[WHAT YOU WILL DO] Check each line below for the word "January", and copy those that have it.
### DATA PROVIDED
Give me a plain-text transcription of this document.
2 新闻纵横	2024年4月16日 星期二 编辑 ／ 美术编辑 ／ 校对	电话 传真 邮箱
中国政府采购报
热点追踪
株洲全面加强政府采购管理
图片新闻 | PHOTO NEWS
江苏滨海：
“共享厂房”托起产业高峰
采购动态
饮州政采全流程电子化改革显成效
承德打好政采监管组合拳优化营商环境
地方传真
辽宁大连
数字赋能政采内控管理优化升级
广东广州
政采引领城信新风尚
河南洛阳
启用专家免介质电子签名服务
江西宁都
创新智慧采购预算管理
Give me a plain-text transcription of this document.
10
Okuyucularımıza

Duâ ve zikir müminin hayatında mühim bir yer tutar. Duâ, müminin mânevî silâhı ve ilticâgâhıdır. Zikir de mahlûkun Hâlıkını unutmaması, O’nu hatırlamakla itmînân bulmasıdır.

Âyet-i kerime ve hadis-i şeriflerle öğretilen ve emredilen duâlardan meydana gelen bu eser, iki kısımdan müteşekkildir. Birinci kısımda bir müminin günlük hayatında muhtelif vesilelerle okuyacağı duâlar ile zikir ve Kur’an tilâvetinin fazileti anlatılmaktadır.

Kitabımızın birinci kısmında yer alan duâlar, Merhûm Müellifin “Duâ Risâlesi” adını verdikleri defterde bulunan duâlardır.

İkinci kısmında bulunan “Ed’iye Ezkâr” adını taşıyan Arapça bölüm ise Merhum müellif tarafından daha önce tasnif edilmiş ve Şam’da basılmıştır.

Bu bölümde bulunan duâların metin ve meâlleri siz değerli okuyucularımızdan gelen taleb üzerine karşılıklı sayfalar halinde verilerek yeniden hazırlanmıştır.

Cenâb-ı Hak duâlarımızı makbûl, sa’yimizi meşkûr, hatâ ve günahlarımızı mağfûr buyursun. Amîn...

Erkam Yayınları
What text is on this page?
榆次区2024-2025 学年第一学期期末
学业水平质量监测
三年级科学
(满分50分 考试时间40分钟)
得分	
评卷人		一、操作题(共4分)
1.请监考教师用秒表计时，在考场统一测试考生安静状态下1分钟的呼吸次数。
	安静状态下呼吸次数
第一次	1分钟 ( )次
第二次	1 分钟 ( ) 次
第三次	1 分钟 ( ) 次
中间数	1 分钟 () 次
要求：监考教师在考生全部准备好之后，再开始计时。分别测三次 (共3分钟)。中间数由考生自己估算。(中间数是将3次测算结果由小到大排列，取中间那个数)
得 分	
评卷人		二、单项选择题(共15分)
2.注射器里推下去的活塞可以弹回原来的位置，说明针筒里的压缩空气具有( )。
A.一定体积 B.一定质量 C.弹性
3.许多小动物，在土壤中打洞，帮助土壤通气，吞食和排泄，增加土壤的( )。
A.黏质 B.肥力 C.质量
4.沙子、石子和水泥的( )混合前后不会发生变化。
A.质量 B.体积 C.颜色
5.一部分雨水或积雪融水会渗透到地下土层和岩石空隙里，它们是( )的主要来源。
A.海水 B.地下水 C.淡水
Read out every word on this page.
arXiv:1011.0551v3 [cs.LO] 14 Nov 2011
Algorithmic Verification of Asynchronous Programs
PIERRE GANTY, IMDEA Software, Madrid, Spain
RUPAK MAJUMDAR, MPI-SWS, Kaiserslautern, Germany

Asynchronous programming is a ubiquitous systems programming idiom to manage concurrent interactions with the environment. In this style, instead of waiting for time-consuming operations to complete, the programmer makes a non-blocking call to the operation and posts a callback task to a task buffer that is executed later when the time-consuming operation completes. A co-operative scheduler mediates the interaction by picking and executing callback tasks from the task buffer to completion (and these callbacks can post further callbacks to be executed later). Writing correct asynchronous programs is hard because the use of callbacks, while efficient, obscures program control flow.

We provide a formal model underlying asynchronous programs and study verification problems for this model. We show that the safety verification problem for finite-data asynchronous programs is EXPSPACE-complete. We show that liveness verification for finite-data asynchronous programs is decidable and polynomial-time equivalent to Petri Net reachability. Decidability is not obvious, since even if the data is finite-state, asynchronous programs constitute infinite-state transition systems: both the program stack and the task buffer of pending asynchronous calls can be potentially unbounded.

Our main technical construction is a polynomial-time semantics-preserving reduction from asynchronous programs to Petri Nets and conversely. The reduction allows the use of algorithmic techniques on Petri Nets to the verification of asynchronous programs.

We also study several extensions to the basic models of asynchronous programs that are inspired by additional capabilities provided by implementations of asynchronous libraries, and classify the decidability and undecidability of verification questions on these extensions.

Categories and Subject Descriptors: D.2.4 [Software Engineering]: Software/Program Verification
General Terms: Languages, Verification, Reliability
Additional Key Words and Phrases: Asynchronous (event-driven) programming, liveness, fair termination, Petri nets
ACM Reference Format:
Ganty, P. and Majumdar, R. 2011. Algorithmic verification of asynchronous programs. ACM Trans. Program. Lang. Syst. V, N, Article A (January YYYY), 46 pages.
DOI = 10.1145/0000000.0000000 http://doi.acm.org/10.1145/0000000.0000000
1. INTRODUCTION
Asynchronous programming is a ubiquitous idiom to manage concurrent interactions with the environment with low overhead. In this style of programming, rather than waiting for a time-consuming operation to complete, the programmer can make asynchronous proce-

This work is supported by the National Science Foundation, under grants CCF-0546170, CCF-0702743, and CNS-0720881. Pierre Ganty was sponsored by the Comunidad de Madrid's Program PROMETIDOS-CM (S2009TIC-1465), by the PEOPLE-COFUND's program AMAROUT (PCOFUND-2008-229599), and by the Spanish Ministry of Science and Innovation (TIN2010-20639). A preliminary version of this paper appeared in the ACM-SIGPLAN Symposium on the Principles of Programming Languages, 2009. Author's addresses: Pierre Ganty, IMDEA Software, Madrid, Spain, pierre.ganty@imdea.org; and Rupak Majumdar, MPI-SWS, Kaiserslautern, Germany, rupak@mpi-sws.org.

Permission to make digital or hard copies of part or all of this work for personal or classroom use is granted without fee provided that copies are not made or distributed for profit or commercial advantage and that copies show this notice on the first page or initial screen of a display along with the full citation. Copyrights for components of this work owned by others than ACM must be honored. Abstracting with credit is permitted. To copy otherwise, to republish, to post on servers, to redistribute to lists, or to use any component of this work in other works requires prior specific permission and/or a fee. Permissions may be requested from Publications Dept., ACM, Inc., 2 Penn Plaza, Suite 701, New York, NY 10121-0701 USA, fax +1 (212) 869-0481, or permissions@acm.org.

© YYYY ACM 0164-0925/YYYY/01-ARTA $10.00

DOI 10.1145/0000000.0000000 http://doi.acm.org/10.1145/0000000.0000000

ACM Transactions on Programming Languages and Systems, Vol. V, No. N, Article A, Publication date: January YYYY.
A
######
[ANSWER TO THIS EXERCISE]
Ganty, P. and Majumdar, R. 2011. Algorithmic verification of asynchronous programs. ACM Trans. Program. Lang. Syst. V, N, Article A (January YYYY), 46 pages.
ACM Transactions on Programming Languages and Systems, Vol. V, No. N, Article A, Publication date: January YYYY.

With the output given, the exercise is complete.